Requirement
List all lines of the data that include the string "Capt".

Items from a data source
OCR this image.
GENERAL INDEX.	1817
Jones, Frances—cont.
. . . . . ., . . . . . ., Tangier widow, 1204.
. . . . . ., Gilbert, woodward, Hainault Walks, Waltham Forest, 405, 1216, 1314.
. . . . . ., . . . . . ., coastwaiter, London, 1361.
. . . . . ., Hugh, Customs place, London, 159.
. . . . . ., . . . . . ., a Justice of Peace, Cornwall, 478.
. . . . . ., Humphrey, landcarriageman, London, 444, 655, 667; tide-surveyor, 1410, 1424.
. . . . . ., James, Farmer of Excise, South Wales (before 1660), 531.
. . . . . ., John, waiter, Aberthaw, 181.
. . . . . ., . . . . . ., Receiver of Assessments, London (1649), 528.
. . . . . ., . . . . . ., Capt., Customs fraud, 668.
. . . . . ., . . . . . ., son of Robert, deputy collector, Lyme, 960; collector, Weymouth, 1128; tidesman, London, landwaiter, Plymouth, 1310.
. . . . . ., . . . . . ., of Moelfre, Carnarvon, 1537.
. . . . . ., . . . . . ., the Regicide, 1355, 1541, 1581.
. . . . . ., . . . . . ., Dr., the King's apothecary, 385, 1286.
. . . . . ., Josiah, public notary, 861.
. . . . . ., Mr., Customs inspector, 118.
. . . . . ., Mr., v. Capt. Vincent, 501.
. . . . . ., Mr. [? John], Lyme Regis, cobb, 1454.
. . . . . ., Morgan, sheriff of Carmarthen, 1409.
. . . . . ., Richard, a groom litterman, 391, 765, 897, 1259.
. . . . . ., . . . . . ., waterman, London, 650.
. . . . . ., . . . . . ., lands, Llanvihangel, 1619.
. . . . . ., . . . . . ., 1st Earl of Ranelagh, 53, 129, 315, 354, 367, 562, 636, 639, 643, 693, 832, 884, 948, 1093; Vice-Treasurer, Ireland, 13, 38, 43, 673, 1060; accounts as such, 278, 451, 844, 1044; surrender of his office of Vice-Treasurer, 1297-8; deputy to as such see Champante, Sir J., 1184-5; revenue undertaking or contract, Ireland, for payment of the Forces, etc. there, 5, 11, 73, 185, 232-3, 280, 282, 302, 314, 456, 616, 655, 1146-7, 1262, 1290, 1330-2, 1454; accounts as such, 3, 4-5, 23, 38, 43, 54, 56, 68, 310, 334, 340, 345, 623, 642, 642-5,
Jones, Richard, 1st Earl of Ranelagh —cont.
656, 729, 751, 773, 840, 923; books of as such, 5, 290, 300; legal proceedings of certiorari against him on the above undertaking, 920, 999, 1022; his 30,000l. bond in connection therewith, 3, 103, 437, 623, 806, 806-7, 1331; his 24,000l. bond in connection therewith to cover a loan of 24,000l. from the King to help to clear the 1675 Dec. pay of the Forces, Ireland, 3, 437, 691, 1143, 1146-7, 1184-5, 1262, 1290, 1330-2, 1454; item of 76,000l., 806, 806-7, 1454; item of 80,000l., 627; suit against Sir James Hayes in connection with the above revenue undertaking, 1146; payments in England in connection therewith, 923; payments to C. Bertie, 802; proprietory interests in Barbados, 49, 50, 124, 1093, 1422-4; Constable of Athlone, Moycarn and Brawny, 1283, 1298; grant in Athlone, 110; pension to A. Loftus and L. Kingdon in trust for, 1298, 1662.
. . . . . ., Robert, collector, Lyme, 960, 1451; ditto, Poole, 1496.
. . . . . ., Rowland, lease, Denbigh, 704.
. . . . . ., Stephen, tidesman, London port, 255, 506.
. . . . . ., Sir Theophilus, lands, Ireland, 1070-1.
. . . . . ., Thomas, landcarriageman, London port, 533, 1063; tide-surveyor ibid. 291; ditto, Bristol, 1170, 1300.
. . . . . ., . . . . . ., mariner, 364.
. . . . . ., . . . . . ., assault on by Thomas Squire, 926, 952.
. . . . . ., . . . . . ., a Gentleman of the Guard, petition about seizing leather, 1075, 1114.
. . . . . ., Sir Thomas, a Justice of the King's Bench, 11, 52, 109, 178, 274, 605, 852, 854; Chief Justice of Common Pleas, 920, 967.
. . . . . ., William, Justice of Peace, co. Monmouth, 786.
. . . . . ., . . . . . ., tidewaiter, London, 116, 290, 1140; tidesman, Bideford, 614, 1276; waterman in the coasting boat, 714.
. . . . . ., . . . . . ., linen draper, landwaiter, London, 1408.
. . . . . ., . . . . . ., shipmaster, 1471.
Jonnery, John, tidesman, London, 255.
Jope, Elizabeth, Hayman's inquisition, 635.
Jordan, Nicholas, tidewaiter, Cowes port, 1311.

Result of the exercise
. . . . . ., . . . . . ., Capt., Customs fraud, 668.
. . . . . ., Mr., v. Capt. Vincent, 501.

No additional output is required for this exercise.